Work to complete
Output the data that follows exactly, line for line.

— START —

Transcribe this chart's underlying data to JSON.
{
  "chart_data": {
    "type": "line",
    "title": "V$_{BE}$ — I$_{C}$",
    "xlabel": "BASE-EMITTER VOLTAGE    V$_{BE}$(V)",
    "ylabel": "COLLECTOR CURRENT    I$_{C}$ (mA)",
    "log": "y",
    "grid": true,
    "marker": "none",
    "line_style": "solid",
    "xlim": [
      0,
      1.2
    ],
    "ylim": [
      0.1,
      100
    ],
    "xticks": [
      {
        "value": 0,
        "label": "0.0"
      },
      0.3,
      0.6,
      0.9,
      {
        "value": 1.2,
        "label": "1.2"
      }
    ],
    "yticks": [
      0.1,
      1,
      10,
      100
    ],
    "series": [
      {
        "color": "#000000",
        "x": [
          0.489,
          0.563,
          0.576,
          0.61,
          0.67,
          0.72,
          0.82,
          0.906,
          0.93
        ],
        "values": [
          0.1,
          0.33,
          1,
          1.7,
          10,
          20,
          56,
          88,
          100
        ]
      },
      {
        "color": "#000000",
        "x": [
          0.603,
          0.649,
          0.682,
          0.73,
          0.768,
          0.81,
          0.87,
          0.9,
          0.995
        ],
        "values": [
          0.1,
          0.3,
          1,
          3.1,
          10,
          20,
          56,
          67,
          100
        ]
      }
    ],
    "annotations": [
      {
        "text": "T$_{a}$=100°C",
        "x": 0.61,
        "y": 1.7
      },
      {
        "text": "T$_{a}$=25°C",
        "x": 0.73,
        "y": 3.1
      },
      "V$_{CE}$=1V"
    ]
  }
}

— END —

Exercise solution
Transcribe this chart's underlying data to JSON.
{
  "chart_data": {
    "type": "line",
    "title": "V$_{BE}$ — I$_{C}$",
    "xlabel": "BASE-EMITTER VOLTAGE    V$_{BE}$(V)",
    "ylabel": "COLLECTOR CURRENT    I$_{C}$ (mA)",
    "log": "y",
    "grid": true,
    "marker": "none",
    "line_style": "solid",
    "xlim": [
      0,
      1.2
    ],
    "ylim": [
      0.1,
      100
    ],
    "xticks": [
      {
        "value": 0,
        "label": "0.0"
      },
      0.3,
      0.6,
      0.9,
      {
        "value": 1.2,
        "label": "1.2"
      }
    ],
    "yticks": [
      0.1,
      1,
      10,
      100
    ],
    "series": [
      {
        "color": "#000000",
        "x": [
          0.489,
          0.563,
          0.576,
          0.61,
          0.67,
          0.72,
          0.82,
          0.906,
          0.93
        ],
        "values": [
          0.1,
          0.33,
          1,
          1.7,
          10,
          20,
          56,
          88,
          100
        ]
      },
      {
        "color": "#000000",
        "x": [
          0.603,
          0.649,
          0.682,
          0.73,
          0.768,
          0.81,
          0.87,
          0.9,
          0.995
        ],
        "values": [
          0.1,
          0.3,
          1,
          3.1,
          10,
          20,
          56,
          67,
          100
        ]
      }
    ],
    "annotations": [
      {
        "text": "T$_{a}$=100°C",
        "x": 0.61,
        "y": 1.7
      },
      {
        "text": "T$_{a}$=25°C",
        "x": 0.73,
        "y": 3.1
      },
      "V$_{CE}$=1V"
    ]
  }
}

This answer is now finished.